Written exercise: Will you extract the entries word for word? Images should not appear in the copy.

** START Stored data **

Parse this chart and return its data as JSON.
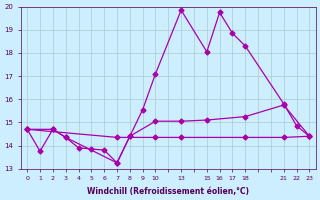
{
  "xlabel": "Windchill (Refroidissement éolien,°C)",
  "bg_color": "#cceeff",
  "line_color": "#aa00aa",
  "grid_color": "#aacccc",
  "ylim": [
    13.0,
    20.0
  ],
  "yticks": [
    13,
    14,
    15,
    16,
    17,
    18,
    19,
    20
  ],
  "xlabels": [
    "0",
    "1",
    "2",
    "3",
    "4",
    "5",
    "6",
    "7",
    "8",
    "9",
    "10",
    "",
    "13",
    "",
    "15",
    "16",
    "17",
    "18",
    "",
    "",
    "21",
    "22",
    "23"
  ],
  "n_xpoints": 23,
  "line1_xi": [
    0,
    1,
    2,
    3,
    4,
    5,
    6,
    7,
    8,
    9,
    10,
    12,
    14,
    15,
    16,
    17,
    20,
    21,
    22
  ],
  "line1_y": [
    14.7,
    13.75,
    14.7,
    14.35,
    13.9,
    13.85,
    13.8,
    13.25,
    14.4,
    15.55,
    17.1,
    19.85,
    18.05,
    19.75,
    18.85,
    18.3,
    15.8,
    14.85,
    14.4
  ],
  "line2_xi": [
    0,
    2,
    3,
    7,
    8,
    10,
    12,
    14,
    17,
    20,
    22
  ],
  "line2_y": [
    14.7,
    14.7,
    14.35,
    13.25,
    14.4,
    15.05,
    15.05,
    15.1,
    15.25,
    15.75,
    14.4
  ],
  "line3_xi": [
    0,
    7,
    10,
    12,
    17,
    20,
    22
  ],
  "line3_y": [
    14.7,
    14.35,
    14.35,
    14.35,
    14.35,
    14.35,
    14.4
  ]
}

** END Stored data **

Output of the task:
Parse this chart and return its data as JSON.
{
  "xlabel": "Windchill (Refroidissement éolien,°C)",
  "bg_color": "#cceeff",
  "line_color": "#aa00aa",
  "grid_color": "#aacccc",
  "ylim": [
    13.0,
    20.0
  ],
  "yticks": [
    13,
    14,
    15,
    16,
    17,
    18,
    19,
    20
  ],
  "xlabels": [
    "0",
    "1",
    "2",
    "3",
    "4",
    "5",
    "6",
    "7",
    "8",
    "9",
    "10",
    "",
    "13",
    "",
    "15",
    "16",
    "17",
    "18",
    "",
    "",
    "21",
    "22",
    "23"
  ],
  "n_xpoints": 23,
  "line1_xi": [
    0,
    1,
    2,
    3,
    4,
    5,
    6,
    7,
    8,
    9,
    10,
    12,
    14,
    15,
    16,
    17,
    20,
    21,
    22
  ],
  "line1_y": [
    14.7,
    13.75,
    14.7,
    14.35,
    13.9,
    13.85,
    13.8,
    13.25,
    14.4,
    15.55,
    17.1,
    19.85,
    18.05,
    19.75,
    18.85,
    18.3,
    15.8,
    14.85,
    14.4
  ],
  "line2_xi": [
    0,
    2,
    3,
    7,
    8,
    10,
    12,
    14,
    17,
    20,
    22
  ],
  "line2_y": [
    14.7,
    14.7,
    14.35,
    13.25,
    14.4,
    15.05,
    15.05,
    15.1,
    15.25,
    15.75,
    14.4
  ],
  "line3_xi": [
    0,
    7,
    10,
    12,
    17,
    20,
    22
  ],
  "line3_y": [
    14.7,
    14.35,
    14.35,
    14.35,
    14.35,
    14.35,
    14.4
  ]
}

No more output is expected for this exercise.